Given instruction.
Below are some records. Copy every line in them that holds "data".

* Start *

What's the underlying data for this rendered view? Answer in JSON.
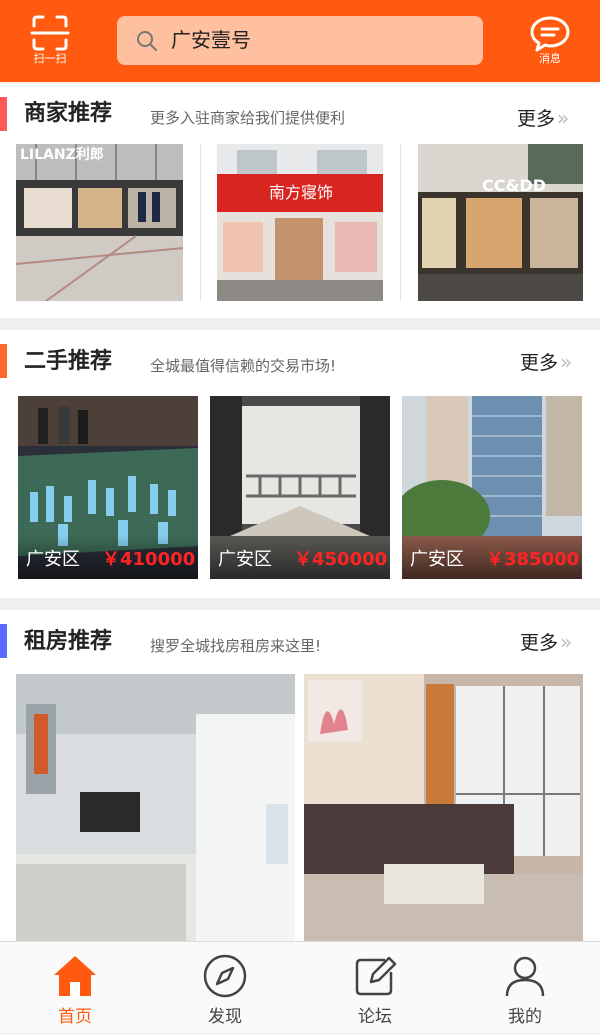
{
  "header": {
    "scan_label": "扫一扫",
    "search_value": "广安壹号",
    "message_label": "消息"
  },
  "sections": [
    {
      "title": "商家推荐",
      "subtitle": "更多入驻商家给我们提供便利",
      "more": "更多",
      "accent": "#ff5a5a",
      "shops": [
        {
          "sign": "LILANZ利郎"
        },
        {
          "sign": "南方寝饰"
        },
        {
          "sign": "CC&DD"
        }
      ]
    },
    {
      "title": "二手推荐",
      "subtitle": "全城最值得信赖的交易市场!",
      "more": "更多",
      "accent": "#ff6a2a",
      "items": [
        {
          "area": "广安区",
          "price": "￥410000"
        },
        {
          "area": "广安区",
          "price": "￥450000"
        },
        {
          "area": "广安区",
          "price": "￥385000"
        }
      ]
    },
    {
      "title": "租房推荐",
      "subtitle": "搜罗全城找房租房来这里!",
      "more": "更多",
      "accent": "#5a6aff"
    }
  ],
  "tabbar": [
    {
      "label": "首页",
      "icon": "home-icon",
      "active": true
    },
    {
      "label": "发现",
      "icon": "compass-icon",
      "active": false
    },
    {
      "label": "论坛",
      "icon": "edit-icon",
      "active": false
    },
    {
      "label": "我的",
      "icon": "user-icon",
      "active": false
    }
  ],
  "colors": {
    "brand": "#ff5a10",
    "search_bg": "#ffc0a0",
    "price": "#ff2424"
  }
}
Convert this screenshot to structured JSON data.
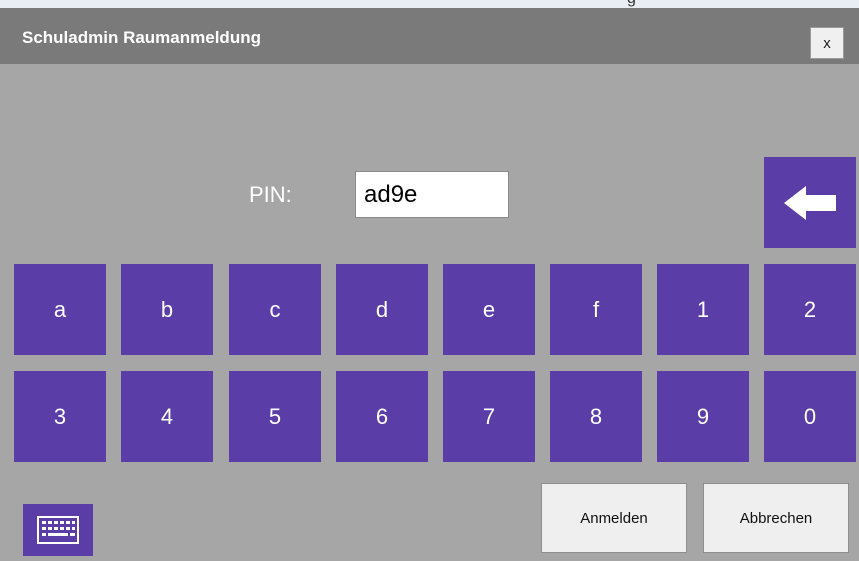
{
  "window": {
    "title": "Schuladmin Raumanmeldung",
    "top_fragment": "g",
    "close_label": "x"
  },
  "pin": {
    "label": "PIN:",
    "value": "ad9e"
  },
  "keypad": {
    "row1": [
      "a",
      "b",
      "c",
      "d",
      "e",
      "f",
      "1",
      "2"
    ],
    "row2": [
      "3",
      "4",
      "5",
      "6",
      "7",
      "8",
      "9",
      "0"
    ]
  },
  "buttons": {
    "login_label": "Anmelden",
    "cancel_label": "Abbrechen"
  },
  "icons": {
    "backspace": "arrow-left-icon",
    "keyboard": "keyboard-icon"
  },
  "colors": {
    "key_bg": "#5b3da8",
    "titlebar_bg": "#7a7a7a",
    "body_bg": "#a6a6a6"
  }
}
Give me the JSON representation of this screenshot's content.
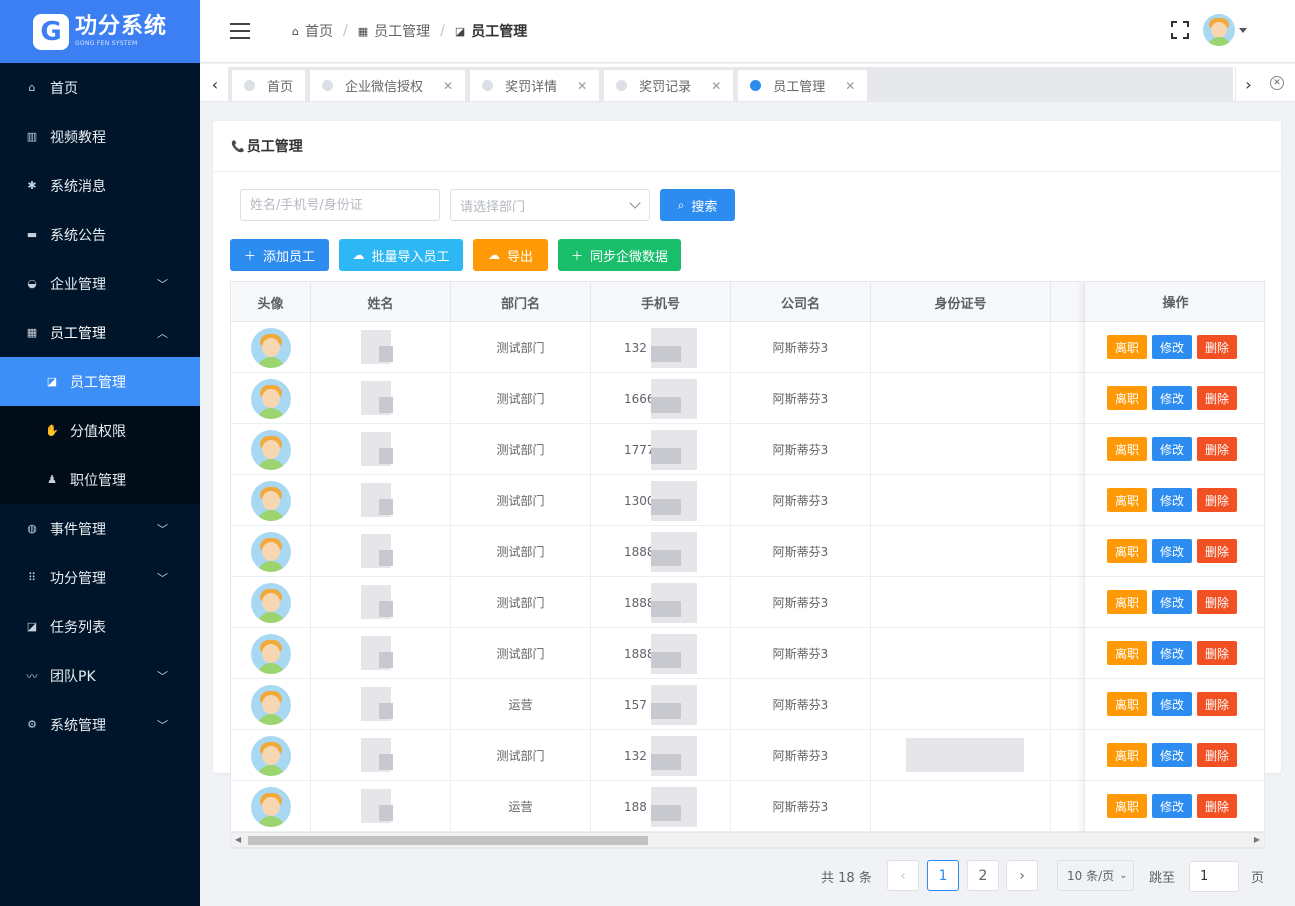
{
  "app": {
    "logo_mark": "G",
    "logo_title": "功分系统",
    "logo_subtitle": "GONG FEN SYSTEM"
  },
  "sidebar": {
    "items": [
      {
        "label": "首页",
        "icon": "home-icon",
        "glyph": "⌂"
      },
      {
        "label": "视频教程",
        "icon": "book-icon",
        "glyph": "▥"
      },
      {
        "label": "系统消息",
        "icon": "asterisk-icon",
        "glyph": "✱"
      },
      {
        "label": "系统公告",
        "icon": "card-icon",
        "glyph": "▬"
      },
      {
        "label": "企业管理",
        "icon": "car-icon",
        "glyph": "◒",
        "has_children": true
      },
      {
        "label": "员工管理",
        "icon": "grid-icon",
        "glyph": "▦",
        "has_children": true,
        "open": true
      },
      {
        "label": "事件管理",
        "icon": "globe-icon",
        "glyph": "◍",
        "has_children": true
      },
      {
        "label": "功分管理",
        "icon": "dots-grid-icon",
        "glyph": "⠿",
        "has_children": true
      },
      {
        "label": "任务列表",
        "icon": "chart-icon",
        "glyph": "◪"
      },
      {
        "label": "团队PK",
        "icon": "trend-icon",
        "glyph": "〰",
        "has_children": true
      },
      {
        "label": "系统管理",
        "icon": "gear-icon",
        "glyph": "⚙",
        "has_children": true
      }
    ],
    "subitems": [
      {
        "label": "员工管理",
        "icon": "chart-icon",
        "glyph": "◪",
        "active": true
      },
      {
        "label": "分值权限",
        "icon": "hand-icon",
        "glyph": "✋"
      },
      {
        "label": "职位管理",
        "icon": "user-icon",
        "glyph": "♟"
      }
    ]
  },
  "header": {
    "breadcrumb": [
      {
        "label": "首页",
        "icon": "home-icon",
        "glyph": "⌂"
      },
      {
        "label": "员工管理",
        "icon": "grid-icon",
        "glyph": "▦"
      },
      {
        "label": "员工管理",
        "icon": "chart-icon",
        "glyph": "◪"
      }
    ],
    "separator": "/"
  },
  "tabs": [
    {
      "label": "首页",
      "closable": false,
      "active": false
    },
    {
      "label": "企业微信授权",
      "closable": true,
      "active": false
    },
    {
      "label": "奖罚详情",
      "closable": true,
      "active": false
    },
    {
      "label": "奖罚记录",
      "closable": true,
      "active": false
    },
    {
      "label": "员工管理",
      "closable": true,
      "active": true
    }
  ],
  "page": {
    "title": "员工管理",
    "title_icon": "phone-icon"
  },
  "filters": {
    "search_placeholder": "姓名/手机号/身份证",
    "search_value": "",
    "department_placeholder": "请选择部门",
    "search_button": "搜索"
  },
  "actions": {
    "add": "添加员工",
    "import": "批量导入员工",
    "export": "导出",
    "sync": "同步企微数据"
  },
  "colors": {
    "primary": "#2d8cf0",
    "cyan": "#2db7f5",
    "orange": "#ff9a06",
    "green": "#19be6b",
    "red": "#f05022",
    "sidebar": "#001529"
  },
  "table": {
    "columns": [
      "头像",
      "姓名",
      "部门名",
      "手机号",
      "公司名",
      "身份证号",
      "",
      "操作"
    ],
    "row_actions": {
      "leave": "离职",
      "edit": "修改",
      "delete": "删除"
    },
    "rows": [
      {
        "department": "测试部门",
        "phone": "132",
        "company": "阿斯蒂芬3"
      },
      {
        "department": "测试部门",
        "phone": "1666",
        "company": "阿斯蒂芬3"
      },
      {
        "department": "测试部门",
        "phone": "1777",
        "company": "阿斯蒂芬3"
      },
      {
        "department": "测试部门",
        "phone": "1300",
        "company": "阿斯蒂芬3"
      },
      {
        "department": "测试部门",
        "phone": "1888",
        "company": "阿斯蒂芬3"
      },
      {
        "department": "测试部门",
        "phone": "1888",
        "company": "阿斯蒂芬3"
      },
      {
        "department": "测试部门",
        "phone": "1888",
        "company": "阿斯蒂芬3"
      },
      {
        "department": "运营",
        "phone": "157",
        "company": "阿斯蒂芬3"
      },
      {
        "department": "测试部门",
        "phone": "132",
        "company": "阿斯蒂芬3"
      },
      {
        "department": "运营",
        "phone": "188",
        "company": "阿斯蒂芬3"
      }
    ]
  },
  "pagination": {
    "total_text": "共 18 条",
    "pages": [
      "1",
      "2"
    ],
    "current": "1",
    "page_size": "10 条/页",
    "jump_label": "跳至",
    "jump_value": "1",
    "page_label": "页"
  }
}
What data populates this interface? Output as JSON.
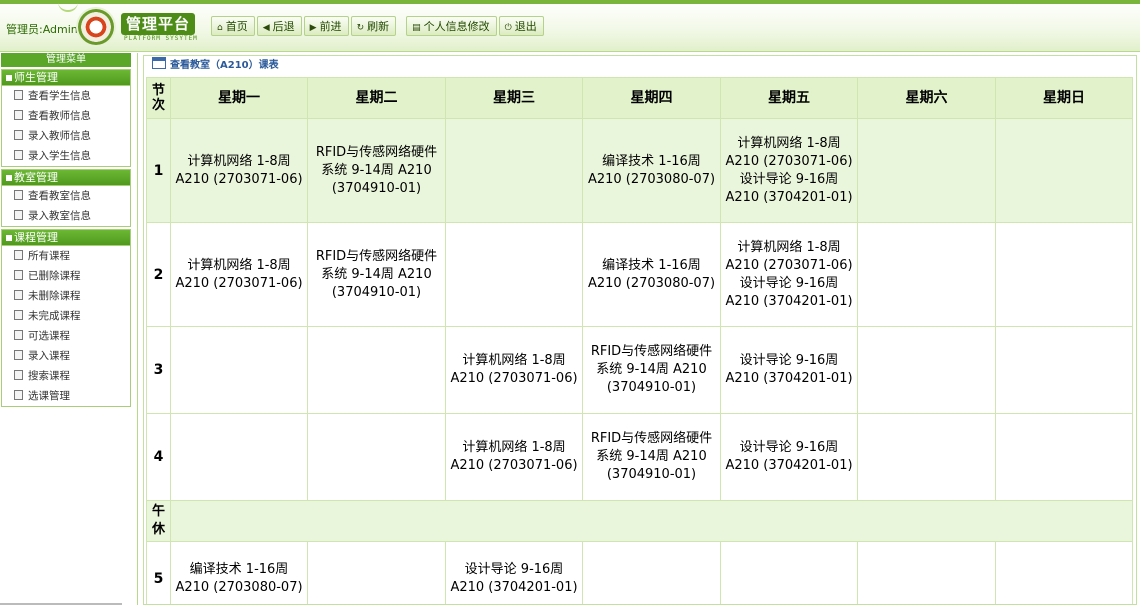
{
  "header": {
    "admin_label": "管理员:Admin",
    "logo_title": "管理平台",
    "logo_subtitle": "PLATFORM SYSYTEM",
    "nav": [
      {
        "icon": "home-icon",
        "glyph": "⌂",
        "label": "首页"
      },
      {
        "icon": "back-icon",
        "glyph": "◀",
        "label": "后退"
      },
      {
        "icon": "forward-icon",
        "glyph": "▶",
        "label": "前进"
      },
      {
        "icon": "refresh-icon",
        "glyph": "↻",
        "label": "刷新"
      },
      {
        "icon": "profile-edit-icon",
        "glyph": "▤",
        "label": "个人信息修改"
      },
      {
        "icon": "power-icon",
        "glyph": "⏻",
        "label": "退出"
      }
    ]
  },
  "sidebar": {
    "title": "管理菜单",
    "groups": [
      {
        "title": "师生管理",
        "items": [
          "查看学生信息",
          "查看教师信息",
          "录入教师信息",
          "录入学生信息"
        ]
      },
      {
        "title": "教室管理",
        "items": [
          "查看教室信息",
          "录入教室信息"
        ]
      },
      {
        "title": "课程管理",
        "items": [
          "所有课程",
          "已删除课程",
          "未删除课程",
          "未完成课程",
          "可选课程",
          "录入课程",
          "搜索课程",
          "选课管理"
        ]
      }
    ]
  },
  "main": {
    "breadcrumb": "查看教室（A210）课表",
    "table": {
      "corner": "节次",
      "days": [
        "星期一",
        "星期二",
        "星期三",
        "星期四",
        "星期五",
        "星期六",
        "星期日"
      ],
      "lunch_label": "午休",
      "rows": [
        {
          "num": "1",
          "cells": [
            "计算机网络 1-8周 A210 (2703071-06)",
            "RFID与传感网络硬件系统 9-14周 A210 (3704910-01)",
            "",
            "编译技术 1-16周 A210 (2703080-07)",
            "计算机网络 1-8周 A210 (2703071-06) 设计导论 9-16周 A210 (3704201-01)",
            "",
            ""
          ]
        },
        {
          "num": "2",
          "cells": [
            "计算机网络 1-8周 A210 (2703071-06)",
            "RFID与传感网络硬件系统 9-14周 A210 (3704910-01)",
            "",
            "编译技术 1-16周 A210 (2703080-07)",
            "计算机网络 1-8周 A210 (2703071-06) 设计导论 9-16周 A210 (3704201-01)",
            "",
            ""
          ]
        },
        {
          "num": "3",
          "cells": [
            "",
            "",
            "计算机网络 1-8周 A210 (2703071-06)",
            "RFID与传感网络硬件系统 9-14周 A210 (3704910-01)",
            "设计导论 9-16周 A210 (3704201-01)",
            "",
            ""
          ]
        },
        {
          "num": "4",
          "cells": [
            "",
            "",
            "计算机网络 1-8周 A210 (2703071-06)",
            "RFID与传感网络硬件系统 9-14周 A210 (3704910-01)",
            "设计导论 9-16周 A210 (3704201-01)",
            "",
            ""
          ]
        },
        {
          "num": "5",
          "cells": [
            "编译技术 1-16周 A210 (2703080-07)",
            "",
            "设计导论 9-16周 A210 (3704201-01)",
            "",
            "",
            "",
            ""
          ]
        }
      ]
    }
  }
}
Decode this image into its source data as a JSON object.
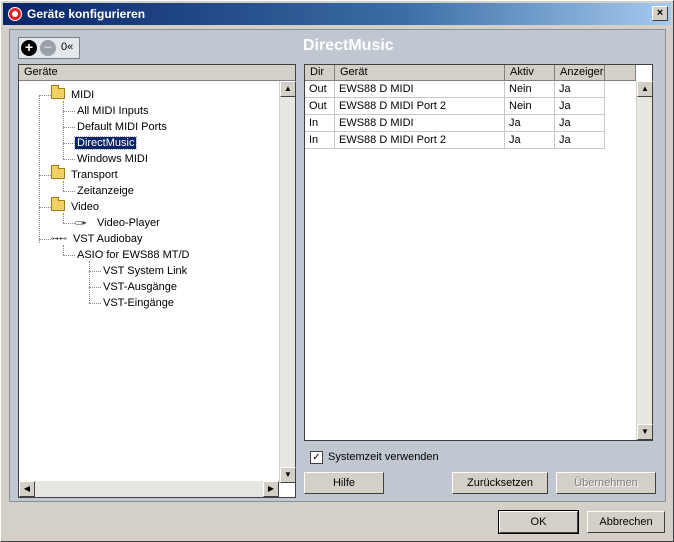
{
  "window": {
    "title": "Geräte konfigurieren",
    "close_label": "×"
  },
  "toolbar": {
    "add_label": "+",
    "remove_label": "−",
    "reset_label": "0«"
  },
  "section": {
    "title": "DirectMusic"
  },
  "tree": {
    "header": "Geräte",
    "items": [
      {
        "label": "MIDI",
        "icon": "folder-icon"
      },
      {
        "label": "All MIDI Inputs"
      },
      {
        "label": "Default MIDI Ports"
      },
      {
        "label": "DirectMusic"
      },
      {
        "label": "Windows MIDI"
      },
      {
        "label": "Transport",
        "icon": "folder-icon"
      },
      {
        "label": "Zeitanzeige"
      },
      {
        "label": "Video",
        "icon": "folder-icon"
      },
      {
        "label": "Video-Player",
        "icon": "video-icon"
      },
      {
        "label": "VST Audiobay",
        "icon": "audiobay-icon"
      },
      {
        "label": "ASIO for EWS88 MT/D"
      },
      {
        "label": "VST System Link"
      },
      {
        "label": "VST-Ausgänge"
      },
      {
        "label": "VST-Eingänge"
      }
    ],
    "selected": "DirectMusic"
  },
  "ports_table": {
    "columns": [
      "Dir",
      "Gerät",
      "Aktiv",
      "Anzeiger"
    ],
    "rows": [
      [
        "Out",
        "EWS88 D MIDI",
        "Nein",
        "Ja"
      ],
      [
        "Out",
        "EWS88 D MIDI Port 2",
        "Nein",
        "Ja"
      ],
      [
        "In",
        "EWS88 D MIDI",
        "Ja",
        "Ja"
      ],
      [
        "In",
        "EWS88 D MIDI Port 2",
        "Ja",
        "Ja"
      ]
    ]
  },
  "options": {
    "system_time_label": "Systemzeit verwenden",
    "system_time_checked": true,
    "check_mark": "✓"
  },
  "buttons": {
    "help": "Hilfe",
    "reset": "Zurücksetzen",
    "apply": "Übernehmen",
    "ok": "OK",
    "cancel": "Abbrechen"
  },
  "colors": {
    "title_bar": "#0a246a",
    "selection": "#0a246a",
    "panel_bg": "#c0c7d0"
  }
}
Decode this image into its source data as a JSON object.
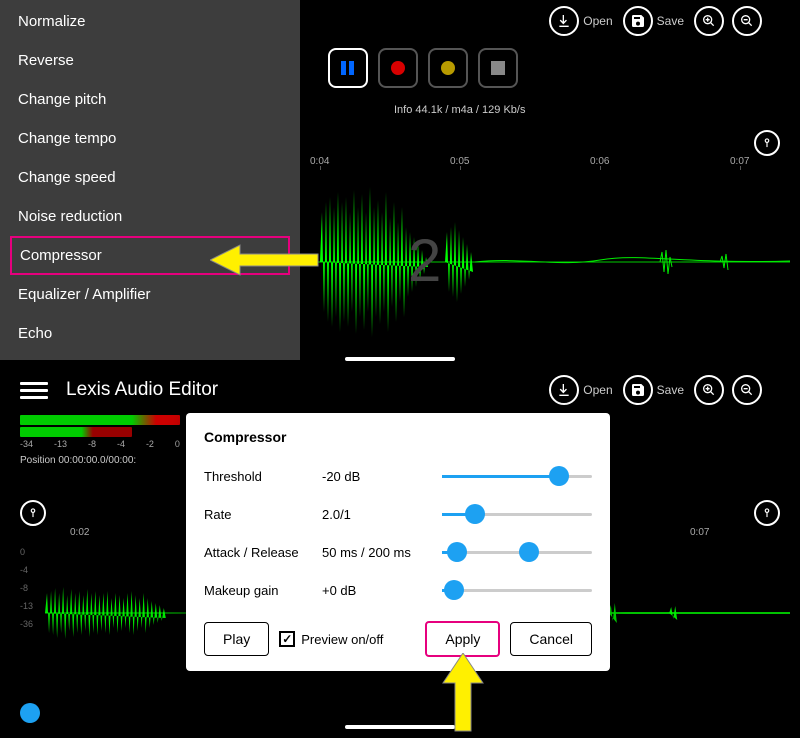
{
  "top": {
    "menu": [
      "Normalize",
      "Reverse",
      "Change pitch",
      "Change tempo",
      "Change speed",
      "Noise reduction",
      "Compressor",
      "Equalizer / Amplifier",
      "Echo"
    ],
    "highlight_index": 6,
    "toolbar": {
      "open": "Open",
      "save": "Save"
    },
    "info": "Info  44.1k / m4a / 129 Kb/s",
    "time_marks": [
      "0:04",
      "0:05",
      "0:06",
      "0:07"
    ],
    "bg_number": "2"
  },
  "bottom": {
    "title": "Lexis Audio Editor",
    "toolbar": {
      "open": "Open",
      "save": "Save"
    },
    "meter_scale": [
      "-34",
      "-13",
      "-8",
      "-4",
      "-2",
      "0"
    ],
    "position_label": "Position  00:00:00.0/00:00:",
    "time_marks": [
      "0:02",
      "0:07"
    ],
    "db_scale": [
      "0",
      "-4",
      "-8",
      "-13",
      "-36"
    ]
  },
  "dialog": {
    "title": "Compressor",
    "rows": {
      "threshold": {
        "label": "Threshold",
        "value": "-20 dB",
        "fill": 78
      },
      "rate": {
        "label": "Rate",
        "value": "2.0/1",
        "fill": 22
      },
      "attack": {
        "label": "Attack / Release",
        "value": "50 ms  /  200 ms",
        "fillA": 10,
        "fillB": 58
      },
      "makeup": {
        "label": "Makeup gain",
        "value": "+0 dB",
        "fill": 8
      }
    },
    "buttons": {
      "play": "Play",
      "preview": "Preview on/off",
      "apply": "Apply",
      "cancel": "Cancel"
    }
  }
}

* End *

The reply.
What's the underlying data for this rendered view? Answer in JSON.
Convert this screenshot to structured JSON data.
What data populates this interface? Output as JSON.
Decode this image into its source data as a JSON object.
Decode this image into its source data as a JSON object.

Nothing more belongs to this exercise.